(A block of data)
-- BEGIN --

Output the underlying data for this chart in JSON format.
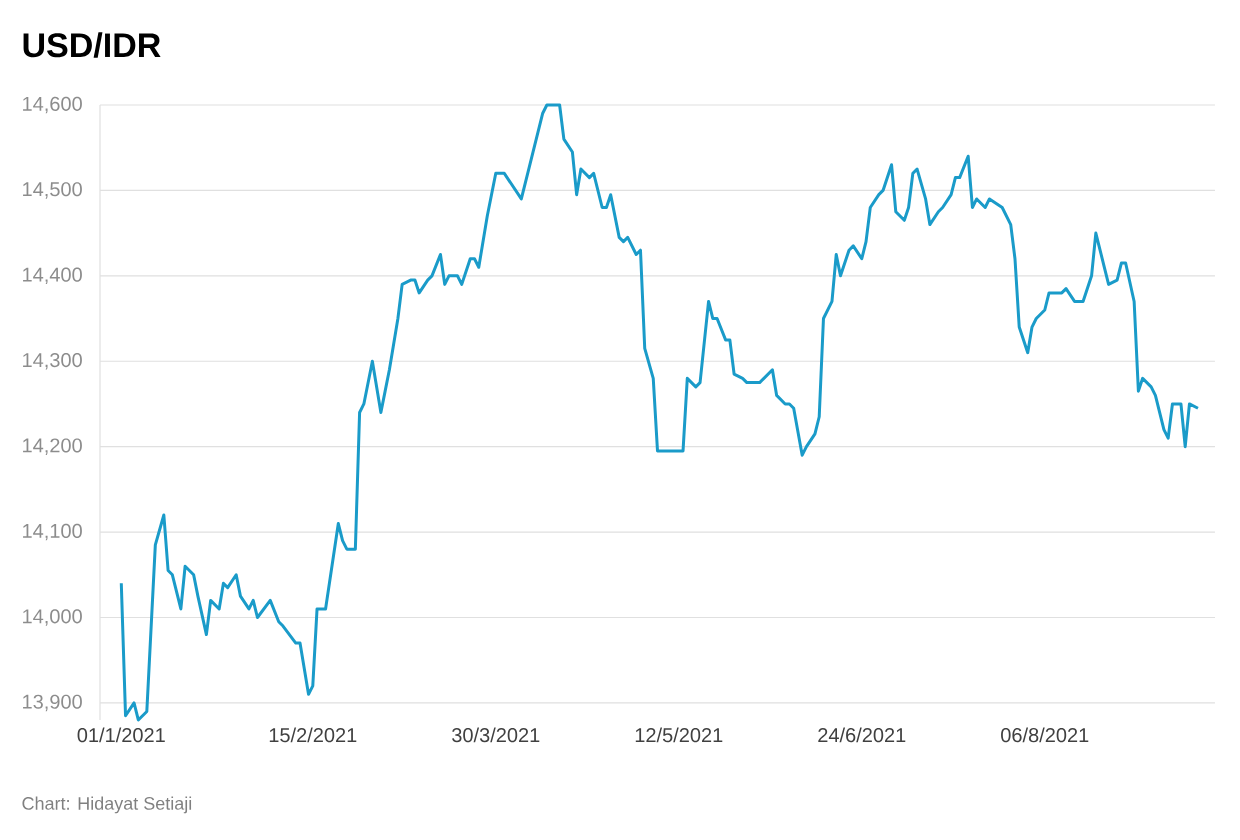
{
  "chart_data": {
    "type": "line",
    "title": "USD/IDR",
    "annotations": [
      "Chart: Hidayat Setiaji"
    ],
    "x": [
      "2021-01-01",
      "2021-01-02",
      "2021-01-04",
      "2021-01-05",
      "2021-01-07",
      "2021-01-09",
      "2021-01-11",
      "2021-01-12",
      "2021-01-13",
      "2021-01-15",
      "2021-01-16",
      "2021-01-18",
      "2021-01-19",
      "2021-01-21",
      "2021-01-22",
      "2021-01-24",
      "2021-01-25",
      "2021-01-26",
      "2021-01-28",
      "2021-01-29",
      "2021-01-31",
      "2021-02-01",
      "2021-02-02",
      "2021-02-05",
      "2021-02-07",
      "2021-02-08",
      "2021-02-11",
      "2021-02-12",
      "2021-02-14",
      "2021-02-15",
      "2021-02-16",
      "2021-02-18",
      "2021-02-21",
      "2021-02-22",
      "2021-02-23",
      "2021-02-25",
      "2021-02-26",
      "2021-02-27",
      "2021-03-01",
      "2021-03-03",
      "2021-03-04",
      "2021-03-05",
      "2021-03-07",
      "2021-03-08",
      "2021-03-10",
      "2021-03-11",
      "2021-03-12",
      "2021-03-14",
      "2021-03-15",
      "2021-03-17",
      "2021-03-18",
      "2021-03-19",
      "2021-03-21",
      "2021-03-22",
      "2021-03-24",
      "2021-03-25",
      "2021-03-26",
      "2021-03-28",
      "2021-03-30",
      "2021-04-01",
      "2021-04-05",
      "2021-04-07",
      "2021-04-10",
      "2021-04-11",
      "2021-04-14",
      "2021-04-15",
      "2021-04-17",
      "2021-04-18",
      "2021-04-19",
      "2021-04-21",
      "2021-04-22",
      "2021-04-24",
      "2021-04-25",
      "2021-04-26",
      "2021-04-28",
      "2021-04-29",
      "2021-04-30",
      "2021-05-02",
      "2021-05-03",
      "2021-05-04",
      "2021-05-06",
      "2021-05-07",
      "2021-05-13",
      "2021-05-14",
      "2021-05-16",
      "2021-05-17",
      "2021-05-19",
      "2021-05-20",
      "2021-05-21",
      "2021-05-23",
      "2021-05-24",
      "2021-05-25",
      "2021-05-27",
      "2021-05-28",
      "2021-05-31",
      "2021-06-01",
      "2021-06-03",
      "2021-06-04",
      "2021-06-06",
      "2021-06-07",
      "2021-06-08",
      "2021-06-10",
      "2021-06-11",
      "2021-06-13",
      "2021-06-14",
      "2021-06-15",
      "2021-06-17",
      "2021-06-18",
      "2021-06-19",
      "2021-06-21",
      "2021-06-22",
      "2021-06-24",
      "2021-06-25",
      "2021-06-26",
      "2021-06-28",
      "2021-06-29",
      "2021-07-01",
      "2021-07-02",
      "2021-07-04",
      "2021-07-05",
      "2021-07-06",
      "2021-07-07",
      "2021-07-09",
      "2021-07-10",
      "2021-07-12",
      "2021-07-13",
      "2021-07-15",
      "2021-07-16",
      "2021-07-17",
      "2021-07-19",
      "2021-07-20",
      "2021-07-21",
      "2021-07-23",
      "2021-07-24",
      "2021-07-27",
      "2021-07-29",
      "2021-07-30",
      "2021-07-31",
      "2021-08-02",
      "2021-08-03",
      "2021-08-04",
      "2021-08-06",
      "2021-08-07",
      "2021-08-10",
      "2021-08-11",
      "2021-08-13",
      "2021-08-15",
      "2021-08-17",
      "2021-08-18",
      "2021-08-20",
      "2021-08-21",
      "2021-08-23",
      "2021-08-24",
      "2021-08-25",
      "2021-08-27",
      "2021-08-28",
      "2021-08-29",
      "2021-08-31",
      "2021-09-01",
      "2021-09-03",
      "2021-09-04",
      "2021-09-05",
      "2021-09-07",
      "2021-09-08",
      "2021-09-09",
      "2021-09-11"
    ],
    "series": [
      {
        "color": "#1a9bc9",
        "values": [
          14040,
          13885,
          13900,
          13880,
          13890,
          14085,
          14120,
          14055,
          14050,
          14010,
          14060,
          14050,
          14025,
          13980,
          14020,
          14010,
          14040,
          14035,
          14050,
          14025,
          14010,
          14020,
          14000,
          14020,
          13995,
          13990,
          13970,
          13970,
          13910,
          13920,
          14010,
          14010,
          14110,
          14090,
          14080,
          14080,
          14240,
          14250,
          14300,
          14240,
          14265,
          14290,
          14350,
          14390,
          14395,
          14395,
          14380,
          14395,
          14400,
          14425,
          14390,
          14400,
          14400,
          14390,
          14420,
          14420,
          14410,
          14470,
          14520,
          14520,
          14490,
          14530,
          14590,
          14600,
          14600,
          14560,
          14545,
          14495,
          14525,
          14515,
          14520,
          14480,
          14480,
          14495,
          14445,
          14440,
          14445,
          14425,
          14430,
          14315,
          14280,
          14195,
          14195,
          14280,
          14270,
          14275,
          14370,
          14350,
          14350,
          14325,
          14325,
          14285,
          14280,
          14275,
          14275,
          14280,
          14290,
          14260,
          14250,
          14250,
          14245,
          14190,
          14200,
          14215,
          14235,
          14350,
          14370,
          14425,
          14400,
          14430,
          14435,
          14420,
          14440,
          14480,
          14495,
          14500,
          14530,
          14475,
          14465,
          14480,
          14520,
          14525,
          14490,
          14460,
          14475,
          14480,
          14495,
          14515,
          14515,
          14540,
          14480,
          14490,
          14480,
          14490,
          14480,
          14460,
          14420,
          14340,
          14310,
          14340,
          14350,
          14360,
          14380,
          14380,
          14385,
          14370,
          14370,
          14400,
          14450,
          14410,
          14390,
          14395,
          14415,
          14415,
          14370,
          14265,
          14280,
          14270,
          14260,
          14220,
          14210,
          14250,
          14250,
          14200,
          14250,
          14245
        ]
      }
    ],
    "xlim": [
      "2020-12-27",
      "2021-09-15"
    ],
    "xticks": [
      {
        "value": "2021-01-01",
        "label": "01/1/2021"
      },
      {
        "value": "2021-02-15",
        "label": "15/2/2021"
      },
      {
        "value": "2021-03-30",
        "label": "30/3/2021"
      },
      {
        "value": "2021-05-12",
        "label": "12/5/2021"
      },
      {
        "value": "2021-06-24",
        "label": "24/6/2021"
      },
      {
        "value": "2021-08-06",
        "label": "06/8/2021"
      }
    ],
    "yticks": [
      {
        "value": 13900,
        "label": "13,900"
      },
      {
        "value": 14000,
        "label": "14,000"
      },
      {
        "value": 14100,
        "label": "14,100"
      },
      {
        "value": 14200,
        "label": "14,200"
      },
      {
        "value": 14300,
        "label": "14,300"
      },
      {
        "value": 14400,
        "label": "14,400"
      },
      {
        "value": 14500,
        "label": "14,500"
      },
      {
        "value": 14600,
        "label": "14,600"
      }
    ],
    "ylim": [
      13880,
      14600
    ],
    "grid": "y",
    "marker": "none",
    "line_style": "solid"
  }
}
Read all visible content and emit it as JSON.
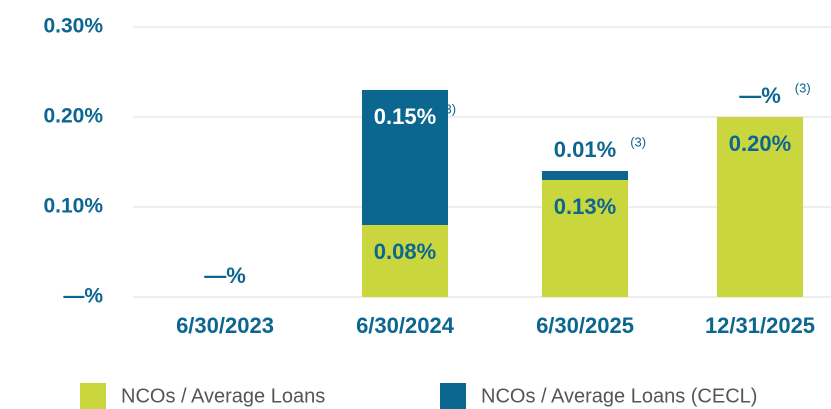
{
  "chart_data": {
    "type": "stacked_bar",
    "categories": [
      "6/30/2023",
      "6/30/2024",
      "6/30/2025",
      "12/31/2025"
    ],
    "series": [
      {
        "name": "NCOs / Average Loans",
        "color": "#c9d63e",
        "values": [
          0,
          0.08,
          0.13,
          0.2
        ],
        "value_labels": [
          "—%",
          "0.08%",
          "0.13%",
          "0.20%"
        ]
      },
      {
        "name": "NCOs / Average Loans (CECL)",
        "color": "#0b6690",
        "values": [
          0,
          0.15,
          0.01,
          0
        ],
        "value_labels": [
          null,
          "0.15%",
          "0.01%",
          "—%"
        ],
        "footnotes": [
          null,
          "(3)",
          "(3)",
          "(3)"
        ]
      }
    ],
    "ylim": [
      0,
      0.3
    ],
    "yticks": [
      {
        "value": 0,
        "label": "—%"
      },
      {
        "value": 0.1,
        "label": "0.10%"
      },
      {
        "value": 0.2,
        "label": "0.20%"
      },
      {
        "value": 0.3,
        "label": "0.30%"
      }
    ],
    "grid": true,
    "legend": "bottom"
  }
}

-- END --

→ **Brief**
Extract, from the material above, each line holding the word "Loans".

→ **Task answer**
        "name": "NCOs / Average Loans",
        "name": "NCOs / Average Loans (CECL)",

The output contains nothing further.